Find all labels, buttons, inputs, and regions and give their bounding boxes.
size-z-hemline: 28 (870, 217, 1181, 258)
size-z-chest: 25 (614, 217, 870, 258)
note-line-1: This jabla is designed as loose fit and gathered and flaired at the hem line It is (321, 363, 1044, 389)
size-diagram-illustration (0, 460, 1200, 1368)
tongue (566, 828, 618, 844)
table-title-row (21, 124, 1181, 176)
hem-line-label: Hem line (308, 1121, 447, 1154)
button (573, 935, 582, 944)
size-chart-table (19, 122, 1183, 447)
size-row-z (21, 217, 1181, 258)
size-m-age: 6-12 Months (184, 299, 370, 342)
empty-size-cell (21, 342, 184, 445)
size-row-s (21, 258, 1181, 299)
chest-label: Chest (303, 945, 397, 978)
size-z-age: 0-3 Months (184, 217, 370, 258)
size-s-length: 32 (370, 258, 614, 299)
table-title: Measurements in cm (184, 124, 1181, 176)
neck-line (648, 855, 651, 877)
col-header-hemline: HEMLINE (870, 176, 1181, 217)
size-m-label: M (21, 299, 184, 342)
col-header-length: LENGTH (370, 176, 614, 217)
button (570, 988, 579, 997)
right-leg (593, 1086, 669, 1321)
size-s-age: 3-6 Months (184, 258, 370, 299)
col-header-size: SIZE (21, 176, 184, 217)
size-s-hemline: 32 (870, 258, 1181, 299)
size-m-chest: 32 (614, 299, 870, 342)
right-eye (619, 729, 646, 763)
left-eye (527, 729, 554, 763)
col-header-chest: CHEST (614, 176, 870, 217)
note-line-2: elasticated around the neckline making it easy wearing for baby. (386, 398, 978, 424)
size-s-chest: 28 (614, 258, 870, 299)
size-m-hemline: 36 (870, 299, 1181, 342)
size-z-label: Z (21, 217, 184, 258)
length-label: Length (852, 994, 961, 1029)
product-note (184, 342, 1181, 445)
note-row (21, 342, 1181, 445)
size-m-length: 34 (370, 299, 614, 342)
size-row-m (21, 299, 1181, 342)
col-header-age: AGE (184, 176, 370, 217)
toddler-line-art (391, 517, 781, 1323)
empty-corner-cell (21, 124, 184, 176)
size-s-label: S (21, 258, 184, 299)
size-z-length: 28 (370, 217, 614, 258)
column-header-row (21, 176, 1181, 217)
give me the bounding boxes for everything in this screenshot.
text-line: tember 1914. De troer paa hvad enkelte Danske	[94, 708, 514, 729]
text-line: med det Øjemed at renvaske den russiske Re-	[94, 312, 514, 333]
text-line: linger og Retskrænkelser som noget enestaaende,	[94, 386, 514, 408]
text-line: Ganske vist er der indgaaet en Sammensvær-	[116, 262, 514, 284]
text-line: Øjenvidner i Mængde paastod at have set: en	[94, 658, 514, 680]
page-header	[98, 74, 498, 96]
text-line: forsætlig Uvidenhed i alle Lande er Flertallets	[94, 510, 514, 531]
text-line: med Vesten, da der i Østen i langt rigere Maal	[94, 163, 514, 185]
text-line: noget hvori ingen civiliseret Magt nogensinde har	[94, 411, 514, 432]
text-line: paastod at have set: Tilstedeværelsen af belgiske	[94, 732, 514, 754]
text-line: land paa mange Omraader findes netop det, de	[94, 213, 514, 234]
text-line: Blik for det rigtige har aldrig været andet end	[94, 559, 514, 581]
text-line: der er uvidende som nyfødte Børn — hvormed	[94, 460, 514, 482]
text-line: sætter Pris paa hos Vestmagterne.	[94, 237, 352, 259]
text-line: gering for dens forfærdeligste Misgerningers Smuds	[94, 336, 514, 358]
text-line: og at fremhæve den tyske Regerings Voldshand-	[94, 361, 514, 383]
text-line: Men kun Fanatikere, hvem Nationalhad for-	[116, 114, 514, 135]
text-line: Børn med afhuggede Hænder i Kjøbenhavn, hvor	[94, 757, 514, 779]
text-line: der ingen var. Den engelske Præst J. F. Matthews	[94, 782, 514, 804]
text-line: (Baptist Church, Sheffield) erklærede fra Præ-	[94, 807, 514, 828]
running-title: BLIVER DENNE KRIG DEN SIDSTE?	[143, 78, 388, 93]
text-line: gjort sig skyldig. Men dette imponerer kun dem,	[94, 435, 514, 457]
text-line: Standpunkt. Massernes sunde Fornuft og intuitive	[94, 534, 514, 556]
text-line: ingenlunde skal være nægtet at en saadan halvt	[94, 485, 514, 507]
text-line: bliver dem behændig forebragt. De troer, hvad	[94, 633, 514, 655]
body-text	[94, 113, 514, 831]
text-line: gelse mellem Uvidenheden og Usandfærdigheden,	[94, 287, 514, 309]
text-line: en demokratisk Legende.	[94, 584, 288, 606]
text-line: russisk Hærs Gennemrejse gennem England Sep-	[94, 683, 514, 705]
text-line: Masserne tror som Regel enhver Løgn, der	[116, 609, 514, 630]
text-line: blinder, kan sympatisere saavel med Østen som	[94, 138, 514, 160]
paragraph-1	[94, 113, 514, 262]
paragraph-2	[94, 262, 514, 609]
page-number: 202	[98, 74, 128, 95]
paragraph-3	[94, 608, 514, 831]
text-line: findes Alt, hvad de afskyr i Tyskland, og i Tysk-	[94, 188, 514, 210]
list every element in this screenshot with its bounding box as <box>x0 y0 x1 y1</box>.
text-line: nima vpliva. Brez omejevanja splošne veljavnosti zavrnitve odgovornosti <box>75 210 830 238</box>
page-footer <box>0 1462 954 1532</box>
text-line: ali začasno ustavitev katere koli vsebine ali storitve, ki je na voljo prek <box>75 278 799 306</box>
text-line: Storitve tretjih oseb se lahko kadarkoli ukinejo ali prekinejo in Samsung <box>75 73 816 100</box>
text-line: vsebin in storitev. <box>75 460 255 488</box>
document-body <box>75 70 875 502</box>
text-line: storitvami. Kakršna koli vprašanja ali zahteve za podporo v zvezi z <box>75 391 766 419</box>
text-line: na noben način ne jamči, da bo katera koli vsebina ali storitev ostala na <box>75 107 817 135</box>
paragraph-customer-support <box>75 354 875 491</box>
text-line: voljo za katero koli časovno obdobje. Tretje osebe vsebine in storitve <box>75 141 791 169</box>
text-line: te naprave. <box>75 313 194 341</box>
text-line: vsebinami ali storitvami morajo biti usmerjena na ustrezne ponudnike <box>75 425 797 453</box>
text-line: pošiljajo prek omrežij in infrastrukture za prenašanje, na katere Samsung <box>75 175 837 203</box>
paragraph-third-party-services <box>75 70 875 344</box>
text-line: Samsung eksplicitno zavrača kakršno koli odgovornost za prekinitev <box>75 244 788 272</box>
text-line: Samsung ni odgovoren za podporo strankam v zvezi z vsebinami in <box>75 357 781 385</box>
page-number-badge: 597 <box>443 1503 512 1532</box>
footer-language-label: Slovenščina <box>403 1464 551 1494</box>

_ _ _

__TASK INSTRUCTIONS__:
Copy out every line of the material above exactly as it appears, from start to finish.

__IN RESPONSE__:
Find all labels, buttons, inputs, and regions and give their bounding boxes.
size-z-hemline: 28 (870, 217, 1181, 258)
size-z-chest: 25 (614, 217, 870, 258)
note-line-1: This jabla is designed as loose fit and gathered and flaired at the hem line It is (321, 363, 1044, 389)
size-diagram-illustration (0, 460, 1200, 1368)
tongue (566, 828, 618, 844)
table-title-row (21, 124, 1181, 176)
hem-line-label: Hem line (308, 1121, 447, 1154)
button (573, 935, 582, 944)
size-chart-table (19, 122, 1183, 447)
size-row-z (21, 217, 1181, 258)
size-m-age: 6-12 Months (184, 299, 370, 342)
empty-size-cell (21, 342, 184, 445)
size-row-s (21, 258, 1181, 299)
chest-label: Chest (303, 945, 397, 978)
size-z-age: 0-3 Months (184, 217, 370, 258)
size-s-length: 32 (370, 258, 614, 299)
table-title: Measurements in cm (184, 124, 1181, 176)
neck-line (648, 855, 651, 877)
col-header-hemline: HEMLINE (870, 176, 1181, 217)
size-m-label: M (21, 299, 184, 342)
col-header-length: LENGTH (370, 176, 614, 217)
button (570, 988, 579, 997)
right-leg (593, 1086, 669, 1321)
size-s-age: 3-6 Months (184, 258, 370, 299)
col-header-size: SIZE (21, 176, 184, 217)
size-s-hemline: 32 (870, 258, 1181, 299)
size-m-chest: 32 (614, 299, 870, 342)
right-eye (619, 729, 646, 763)
left-eye (527, 729, 554, 763)
col-header-chest: CHEST (614, 176, 870, 217)
note-line-2: elasticated around the neckline making it easy wearing for baby. (386, 398, 978, 424)
size-s-chest: 28 (614, 258, 870, 299)
size-m-hemline: 36 (870, 299, 1181, 342)
size-z-label: Z (21, 217, 184, 258)
length-label: Length (852, 994, 961, 1029)
product-note (184, 342, 1181, 445)
note-row (21, 342, 1181, 445)
size-m-length: 34 (370, 299, 614, 342)
size-row-m (21, 299, 1181, 342)
col-header-age: AGE (184, 176, 370, 217)
toddler-line-art (391, 517, 781, 1323)
empty-corner-cell (21, 124, 184, 176)
size-s-label: S (21, 258, 184, 299)
size-z-length: 28 (370, 217, 614, 258)
column-header-row (21, 176, 1181, 217)
give me the bounding boxes for everything in this screenshot.
text-line: tember 1914. De troer paa hvad enkelte Danske	[94, 708, 514, 729]
text-line: med det Øjemed at renvaske den russiske Re-	[94, 312, 514, 333]
text-line: linger og Retskrænkelser som noget enestaaende,	[94, 386, 514, 408]
text-line: Ganske vist er der indgaaet en Sammensvær-	[116, 262, 514, 284]
text-line: Øjenvidner i Mængde paastod at have set: en	[94, 658, 514, 680]
page-header	[98, 74, 498, 96]
text-line: forsætlig Uvidenhed i alle Lande er Flertallets	[94, 510, 514, 531]
text-line: med Vesten, da der i Østen i langt rigere Maal	[94, 163, 514, 185]
text-line: noget hvori ingen civiliseret Magt nogensinde har	[94, 411, 514, 432]
text-line: paastod at have set: Tilstedeværelsen af belgiske	[94, 732, 514, 754]
text-line: land paa mange Omraader findes netop det, de	[94, 213, 514, 234]
text-line: Blik for det rigtige har aldrig været andet end	[94, 559, 514, 581]
text-line: der er uvidende som nyfødte Børn — hvormed	[94, 460, 514, 482]
text-line: sætter Pris paa hos Vestmagterne.	[94, 237, 352, 259]
text-line: gering for dens forfærdeligste Misgerningers Smuds	[94, 336, 514, 358]
text-line: og at fremhæve den tyske Regerings Voldshand-	[94, 361, 514, 383]
text-line: Men kun Fanatikere, hvem Nationalhad for-	[116, 114, 514, 135]
text-line: Børn med afhuggede Hænder i Kjøbenhavn, hvor	[94, 757, 514, 779]
text-line: der ingen var. Den engelske Præst J. F. Matthews	[94, 782, 514, 804]
text-line: (Baptist Church, Sheffield) erklærede fra Præ-	[94, 807, 514, 828]
running-title: BLIVER DENNE KRIG DEN SIDSTE?	[143, 78, 388, 93]
text-line: gjort sig skyldig. Men dette imponerer kun dem,	[94, 435, 514, 457]
text-line: Standpunkt. Massernes sunde Fornuft og intuitive	[94, 534, 514, 556]
text-line: ingenlunde skal være nægtet at en saadan halvt	[94, 485, 514, 507]
text-line: bliver dem behændig forebragt. De troer, hvad	[94, 633, 514, 655]
body-text	[94, 113, 514, 831]
text-line: gelse mellem Uvidenheden og Usandfærdigheden,	[94, 287, 514, 309]
text-line: en demokratisk Legende.	[94, 584, 288, 606]
text-line: russisk Hærs Gennemrejse gennem England Sep-	[94, 683, 514, 705]
text-line: Masserne tror som Regel enhver Løgn, der	[116, 609, 514, 630]
text-line: blinder, kan sympatisere saavel med Østen som	[94, 138, 514, 160]
paragraph-1	[94, 113, 514, 262]
paragraph-2	[94, 262, 514, 609]
page-number: 202	[98, 74, 128, 95]
paragraph-3	[94, 608, 514, 831]
text-line: findes Alt, hvad de afskyr i Tyskland, og i Tysk-	[94, 188, 514, 210]
list every element in this screenshot with its bounding box as <box>x0 y0 x1 y1</box>.
text-line: nima vpliva. Brez omejevanja splošne veljavnosti zavrnitve odgovornosti <box>75 210 830 238</box>
page-footer <box>0 1462 954 1532</box>
text-line: ali začasno ustavitev katere koli vsebine ali storitve, ki je na voljo prek <box>75 278 799 306</box>
text-line: Storitve tretjih oseb se lahko kadarkoli ukinejo ali prekinejo in Samsung <box>75 73 816 100</box>
text-line: vsebin in storitev. <box>75 460 255 488</box>
document-body <box>75 70 875 502</box>
text-line: storitvami. Kakršna koli vprašanja ali zahteve za podporo v zvezi z <box>75 391 766 419</box>
text-line: na noben način ne jamči, da bo katera koli vsebina ali storitev ostala na <box>75 107 817 135</box>
paragraph-customer-support <box>75 354 875 491</box>
text-line: voljo za katero koli časovno obdobje. Tretje osebe vsebine in storitve <box>75 141 791 169</box>
text-line: te naprave. <box>75 313 194 341</box>
text-line: vsebinami ali storitvami morajo biti usmerjena na ustrezne ponudnike <box>75 425 797 453</box>
text-line: pošiljajo prek omrežij in infrastrukture za prenašanje, na katere Samsung <box>75 175 837 203</box>
paragraph-third-party-services <box>75 70 875 344</box>
text-line: Samsung eksplicitno zavrača kakršno koli odgovornost za prekinitev <box>75 244 788 272</box>
text-line: Samsung ni odgovoren za podporo strankam v zvezi z vsebinami in <box>75 357 781 385</box>
page-number-badge: 597 <box>443 1503 512 1532</box>
footer-language-label: Slovenščina <box>403 1464 551 1494</box>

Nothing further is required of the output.